Do this: Find each line with the string "type" and report it.

Source material:
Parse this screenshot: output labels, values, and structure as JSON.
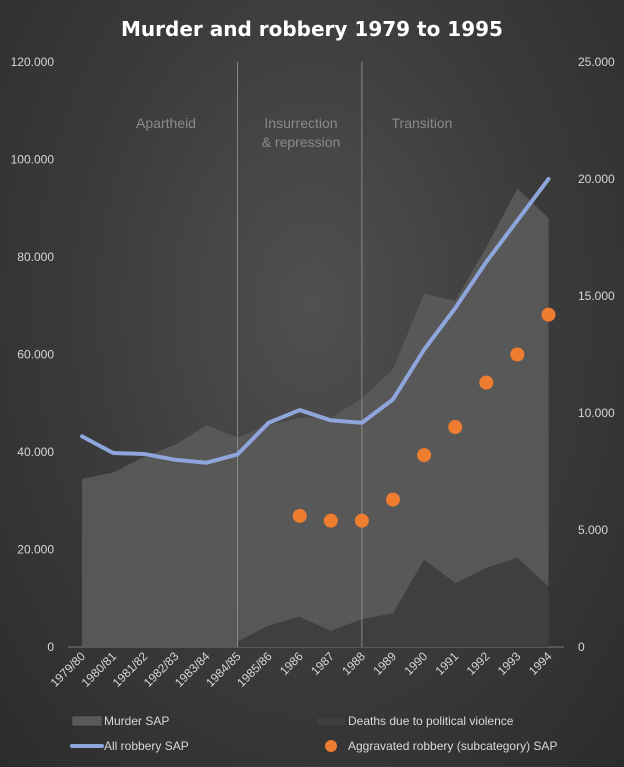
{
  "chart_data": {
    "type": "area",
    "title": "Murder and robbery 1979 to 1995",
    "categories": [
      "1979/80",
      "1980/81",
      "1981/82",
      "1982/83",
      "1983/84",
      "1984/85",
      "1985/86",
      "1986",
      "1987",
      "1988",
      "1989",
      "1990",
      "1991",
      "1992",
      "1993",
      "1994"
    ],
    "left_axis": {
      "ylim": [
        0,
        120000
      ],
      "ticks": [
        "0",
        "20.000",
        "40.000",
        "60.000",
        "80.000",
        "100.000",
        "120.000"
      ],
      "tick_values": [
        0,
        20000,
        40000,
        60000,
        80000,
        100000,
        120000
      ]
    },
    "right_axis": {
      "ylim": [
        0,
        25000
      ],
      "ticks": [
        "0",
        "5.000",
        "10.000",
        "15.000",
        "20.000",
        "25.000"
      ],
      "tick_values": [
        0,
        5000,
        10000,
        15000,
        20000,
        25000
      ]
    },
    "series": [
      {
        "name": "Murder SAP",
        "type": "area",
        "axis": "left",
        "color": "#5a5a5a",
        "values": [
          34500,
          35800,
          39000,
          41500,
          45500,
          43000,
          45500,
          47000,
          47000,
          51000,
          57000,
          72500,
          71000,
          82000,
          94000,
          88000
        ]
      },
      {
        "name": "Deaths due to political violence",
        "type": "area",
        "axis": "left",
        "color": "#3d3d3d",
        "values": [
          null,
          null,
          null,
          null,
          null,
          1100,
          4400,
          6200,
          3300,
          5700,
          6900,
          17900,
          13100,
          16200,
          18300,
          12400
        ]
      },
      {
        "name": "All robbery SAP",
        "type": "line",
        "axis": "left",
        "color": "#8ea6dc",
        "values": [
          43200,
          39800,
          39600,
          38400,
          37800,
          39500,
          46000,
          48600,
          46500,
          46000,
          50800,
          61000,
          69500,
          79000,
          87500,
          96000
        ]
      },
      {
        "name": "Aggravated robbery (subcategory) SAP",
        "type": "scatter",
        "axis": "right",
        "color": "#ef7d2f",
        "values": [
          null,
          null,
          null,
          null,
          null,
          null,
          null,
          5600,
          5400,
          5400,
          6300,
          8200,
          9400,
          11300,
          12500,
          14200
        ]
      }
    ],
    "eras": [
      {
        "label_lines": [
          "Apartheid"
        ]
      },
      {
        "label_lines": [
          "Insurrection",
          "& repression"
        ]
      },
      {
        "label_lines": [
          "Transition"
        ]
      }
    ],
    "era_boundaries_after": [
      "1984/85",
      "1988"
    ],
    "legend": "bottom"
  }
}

Finished task:
    "type": "area",
        "type": "area",
        "type": "area",
        "type": "line",
        "type": "scatter",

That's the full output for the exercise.